**Request:** Would it be possible to write out each entry below exactly, without the pictures?

**Entries supplied:**
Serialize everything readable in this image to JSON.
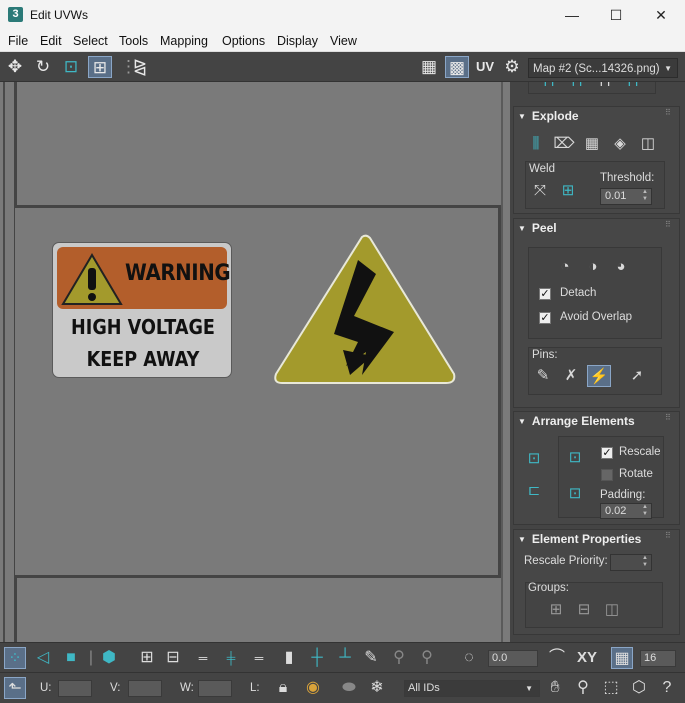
{
  "window": {
    "title": "Edit UVWs",
    "app_icon_glyph": "3",
    "controls": {
      "minimize": "—",
      "maximize": "☐",
      "close": "✕"
    }
  },
  "menu": [
    "File",
    "Edit",
    "Select",
    "Tools",
    "Mapping",
    "Options",
    "Display",
    "View"
  ],
  "toolbar": {
    "uv_label": "UV",
    "map_select": "Map #2 (Sc...14326.png)"
  },
  "viewport": {
    "warning_sign": {
      "header": "WARNING",
      "line1": "HIGH VOLTAGE",
      "line2": "KEEP AWAY"
    },
    "colors": {
      "banner": "#b35e2b",
      "triangle": "#a39a2c",
      "background": "#7a7a7a"
    }
  },
  "panel": {
    "explode": {
      "title": "Explode",
      "weld_label": "Weld",
      "threshold_label": "Threshold:",
      "threshold_value": "0.01"
    },
    "peel": {
      "title": "Peel",
      "detach_label": "Detach",
      "detach_checked": true,
      "avoid_overlap_label": "Avoid Overlap",
      "avoid_overlap_checked": true,
      "pins_label": "Pins:"
    },
    "arrange": {
      "title": "Arrange Elements",
      "rescale_label": "Rescale",
      "rescale_checked": true,
      "rotate_label": "Rotate",
      "rotate_checked": false,
      "padding_label": "Padding:",
      "padding_value": "0.02"
    },
    "element_properties": {
      "title": "Element Properties",
      "rescale_priority_label": "Rescale Priority:",
      "groups_label": "Groups:"
    }
  },
  "bottom": {
    "rotate_value": "0.0",
    "xy_label": "XY",
    "grid_value": "16",
    "u_label": "U:",
    "v_label": "V:",
    "w_label": "W:",
    "l_label": "L:",
    "ids_select": "All IDs"
  }
}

**Answer to the task:**
Serialize everything readable in this image to JSON.
{
  "window": {
    "title": "Edit UVWs",
    "app_icon_glyph": "3",
    "controls": {
      "minimize": "—",
      "maximize": "☐",
      "close": "✕"
    }
  },
  "menu": [
    "File",
    "Edit",
    "Select",
    "Tools",
    "Mapping",
    "Options",
    "Display",
    "View"
  ],
  "toolbar": {
    "uv_label": "UV",
    "map_select": "Map #2 (Sc...14326.png)"
  },
  "viewport": {
    "warning_sign": {
      "header": "WARNING",
      "line1": "HIGH VOLTAGE",
      "line2": "KEEP AWAY"
    },
    "colors": {
      "banner": "#b35e2b",
      "triangle": "#a39a2c",
      "background": "#7a7a7a"
    }
  },
  "panel": {
    "explode": {
      "title": "Explode",
      "weld_label": "Weld",
      "threshold_label": "Threshold:",
      "threshold_value": "0.01"
    },
    "peel": {
      "title": "Peel",
      "detach_label": "Detach",
      "detach_checked": true,
      "avoid_overlap_label": "Avoid Overlap",
      "avoid_overlap_checked": true,
      "pins_label": "Pins:"
    },
    "arrange": {
      "title": "Arrange Elements",
      "rescale_label": "Rescale",
      "rescale_checked": true,
      "rotate_label": "Rotate",
      "rotate_checked": false,
      "padding_label": "Padding:",
      "padding_value": "0.02"
    },
    "element_properties": {
      "title": "Element Properties",
      "rescale_priority_label": "Rescale Priority:",
      "groups_label": "Groups:"
    }
  },
  "bottom": {
    "rotate_value": "0.0",
    "xy_label": "XY",
    "grid_value": "16",
    "u_label": "U:",
    "v_label": "V:",
    "w_label": "W:",
    "l_label": "L:",
    "ids_select": "All IDs"
  }
}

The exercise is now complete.